Beneath this task is a listing; retype all of it exactly.

== Dataset extract

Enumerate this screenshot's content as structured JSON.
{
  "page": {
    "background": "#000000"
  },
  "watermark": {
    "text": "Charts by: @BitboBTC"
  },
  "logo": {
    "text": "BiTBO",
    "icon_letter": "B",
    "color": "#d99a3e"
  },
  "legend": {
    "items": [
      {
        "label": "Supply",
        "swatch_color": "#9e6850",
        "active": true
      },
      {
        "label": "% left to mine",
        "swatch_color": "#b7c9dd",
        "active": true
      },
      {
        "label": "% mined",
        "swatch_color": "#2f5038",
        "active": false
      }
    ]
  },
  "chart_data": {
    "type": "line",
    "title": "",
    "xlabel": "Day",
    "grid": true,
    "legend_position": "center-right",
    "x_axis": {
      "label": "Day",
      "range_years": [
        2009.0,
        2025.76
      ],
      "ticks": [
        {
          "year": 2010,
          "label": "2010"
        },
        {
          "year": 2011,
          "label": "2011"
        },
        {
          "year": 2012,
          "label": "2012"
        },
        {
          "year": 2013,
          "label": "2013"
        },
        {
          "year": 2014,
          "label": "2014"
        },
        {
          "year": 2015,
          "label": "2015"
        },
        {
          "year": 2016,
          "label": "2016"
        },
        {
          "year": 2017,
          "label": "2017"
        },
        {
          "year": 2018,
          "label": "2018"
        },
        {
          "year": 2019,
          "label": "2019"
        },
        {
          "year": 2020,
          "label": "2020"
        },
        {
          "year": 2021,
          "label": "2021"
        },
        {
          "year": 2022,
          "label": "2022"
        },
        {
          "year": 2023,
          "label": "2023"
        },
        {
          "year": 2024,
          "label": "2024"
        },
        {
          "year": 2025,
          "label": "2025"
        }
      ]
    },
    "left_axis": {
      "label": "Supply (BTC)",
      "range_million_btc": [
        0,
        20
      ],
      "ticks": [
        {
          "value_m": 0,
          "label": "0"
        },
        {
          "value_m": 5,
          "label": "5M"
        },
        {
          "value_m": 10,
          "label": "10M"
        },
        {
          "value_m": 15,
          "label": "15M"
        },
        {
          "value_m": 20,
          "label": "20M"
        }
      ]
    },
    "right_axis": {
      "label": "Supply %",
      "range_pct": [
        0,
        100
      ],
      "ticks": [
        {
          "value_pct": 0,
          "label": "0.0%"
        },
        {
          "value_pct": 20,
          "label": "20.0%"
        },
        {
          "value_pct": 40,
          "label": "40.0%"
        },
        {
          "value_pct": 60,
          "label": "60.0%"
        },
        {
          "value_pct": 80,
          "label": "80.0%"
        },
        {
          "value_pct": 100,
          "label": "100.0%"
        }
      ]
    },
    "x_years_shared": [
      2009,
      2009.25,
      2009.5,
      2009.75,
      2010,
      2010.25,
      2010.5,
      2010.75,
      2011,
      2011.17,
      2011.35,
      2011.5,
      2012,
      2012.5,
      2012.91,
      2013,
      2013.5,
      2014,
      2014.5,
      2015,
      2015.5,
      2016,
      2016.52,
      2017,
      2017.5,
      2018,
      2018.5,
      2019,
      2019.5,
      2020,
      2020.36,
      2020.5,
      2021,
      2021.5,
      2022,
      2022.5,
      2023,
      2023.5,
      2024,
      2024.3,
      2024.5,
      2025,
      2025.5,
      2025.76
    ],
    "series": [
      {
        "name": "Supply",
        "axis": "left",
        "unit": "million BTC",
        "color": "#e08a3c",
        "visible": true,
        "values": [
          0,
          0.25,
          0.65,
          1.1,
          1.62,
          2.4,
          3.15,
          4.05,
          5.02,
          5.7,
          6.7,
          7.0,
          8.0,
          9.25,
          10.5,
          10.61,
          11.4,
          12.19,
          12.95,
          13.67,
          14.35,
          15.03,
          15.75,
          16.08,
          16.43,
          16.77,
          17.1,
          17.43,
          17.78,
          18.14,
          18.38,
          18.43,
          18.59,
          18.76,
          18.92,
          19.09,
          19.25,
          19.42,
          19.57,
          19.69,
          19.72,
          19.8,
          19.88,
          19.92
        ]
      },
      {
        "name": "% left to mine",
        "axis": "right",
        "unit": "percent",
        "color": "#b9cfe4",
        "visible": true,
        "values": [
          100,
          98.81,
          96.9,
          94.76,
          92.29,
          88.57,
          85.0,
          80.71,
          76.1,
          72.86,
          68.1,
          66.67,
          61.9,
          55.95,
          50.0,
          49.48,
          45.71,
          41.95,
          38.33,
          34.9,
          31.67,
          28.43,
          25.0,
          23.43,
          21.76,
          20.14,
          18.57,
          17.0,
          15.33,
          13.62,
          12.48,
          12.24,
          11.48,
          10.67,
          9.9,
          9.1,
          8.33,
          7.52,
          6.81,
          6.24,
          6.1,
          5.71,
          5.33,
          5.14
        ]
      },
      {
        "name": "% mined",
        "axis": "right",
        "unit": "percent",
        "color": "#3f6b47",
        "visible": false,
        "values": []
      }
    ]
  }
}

====

## Task answer
Enumerate this screenshot's content as structured JSON.
{
  "page": {
    "background": "#000000"
  },
  "watermark": {
    "text": "Charts by: @BitboBTC"
  },
  "logo": {
    "text": "BiTBO",
    "icon_letter": "B",
    "color": "#d99a3e"
  },
  "legend": {
    "items": [
      {
        "label": "Supply",
        "swatch_color": "#9e6850",
        "active": true
      },
      {
        "label": "% left to mine",
        "swatch_color": "#b7c9dd",
        "active": true
      },
      {
        "label": "% mined",
        "swatch_color": "#2f5038",
        "active": false
      }
    ]
  },
  "chart_data": {
    "type": "line",
    "title": "",
    "xlabel": "Day",
    "grid": true,
    "legend_position": "center-right",
    "x_axis": {
      "label": "Day",
      "range_years": [
        2009.0,
        2025.76
      ],
      "ticks": [
        {
          "year": 2010,
          "label": "2010"
        },
        {
          "year": 2011,
          "label": "2011"
        },
        {
          "year": 2012,
          "label": "2012"
        },
        {
          "year": 2013,
          "label": "2013"
        },
        {
          "year": 2014,
          "label": "2014"
        },
        {
          "year": 2015,
          "label": "2015"
        },
        {
          "year": 2016,
          "label": "2016"
        },
        {
          "year": 2017,
          "label": "2017"
        },
        {
          "year": 2018,
          "label": "2018"
        },
        {
          "year": 2019,
          "label": "2019"
        },
        {
          "year": 2020,
          "label": "2020"
        },
        {
          "year": 2021,
          "label": "2021"
        },
        {
          "year": 2022,
          "label": "2022"
        },
        {
          "year": 2023,
          "label": "2023"
        },
        {
          "year": 2024,
          "label": "2024"
        },
        {
          "year": 2025,
          "label": "2025"
        }
      ]
    },
    "left_axis": {
      "label": "Supply (BTC)",
      "range_million_btc": [
        0,
        20
      ],
      "ticks": [
        {
          "value_m": 0,
          "label": "0"
        },
        {
          "value_m": 5,
          "label": "5M"
        },
        {
          "value_m": 10,
          "label": "10M"
        },
        {
          "value_m": 15,
          "label": "15M"
        },
        {
          "value_m": 20,
          "label": "20M"
        }
      ]
    },
    "right_axis": {
      "label": "Supply %",
      "range_pct": [
        0,
        100
      ],
      "ticks": [
        {
          "value_pct": 0,
          "label": "0.0%"
        },
        {
          "value_pct": 20,
          "label": "20.0%"
        },
        {
          "value_pct": 40,
          "label": "40.0%"
        },
        {
          "value_pct": 60,
          "label": "60.0%"
        },
        {
          "value_pct": 80,
          "label": "80.0%"
        },
        {
          "value_pct": 100,
          "label": "100.0%"
        }
      ]
    },
    "x_years_shared": [
      2009,
      2009.25,
      2009.5,
      2009.75,
      2010,
      2010.25,
      2010.5,
      2010.75,
      2011,
      2011.17,
      2011.35,
      2011.5,
      2012,
      2012.5,
      2012.91,
      2013,
      2013.5,
      2014,
      2014.5,
      2015,
      2015.5,
      2016,
      2016.52,
      2017,
      2017.5,
      2018,
      2018.5,
      2019,
      2019.5,
      2020,
      2020.36,
      2020.5,
      2021,
      2021.5,
      2022,
      2022.5,
      2023,
      2023.5,
      2024,
      2024.3,
      2024.5,
      2025,
      2025.5,
      2025.76
    ],
    "series": [
      {
        "name": "Supply",
        "axis": "left",
        "unit": "million BTC",
        "color": "#e08a3c",
        "visible": true,
        "values": [
          0,
          0.25,
          0.65,
          1.1,
          1.62,
          2.4,
          3.15,
          4.05,
          5.02,
          5.7,
          6.7,
          7.0,
          8.0,
          9.25,
          10.5,
          10.61,
          11.4,
          12.19,
          12.95,
          13.67,
          14.35,
          15.03,
          15.75,
          16.08,
          16.43,
          16.77,
          17.1,
          17.43,
          17.78,
          18.14,
          18.38,
          18.43,
          18.59,
          18.76,
          18.92,
          19.09,
          19.25,
          19.42,
          19.57,
          19.69,
          19.72,
          19.8,
          19.88,
          19.92
        ]
      },
      {
        "name": "% left to mine",
        "axis": "right",
        "unit": "percent",
        "color": "#b9cfe4",
        "visible": true,
        "values": [
          100,
          98.81,
          96.9,
          94.76,
          92.29,
          88.57,
          85.0,
          80.71,
          76.1,
          72.86,
          68.1,
          66.67,
          61.9,
          55.95,
          50.0,
          49.48,
          45.71,
          41.95,
          38.33,
          34.9,
          31.67,
          28.43,
          25.0,
          23.43,
          21.76,
          20.14,
          18.57,
          17.0,
          15.33,
          13.62,
          12.48,
          12.24,
          11.48,
          10.67,
          9.9,
          9.1,
          8.33,
          7.52,
          6.81,
          6.24,
          6.1,
          5.71,
          5.33,
          5.14
        ]
      },
      {
        "name": "% mined",
        "axis": "right",
        "unit": "percent",
        "color": "#3f6b47",
        "visible": false,
        "values": []
      }
    ]
  }
}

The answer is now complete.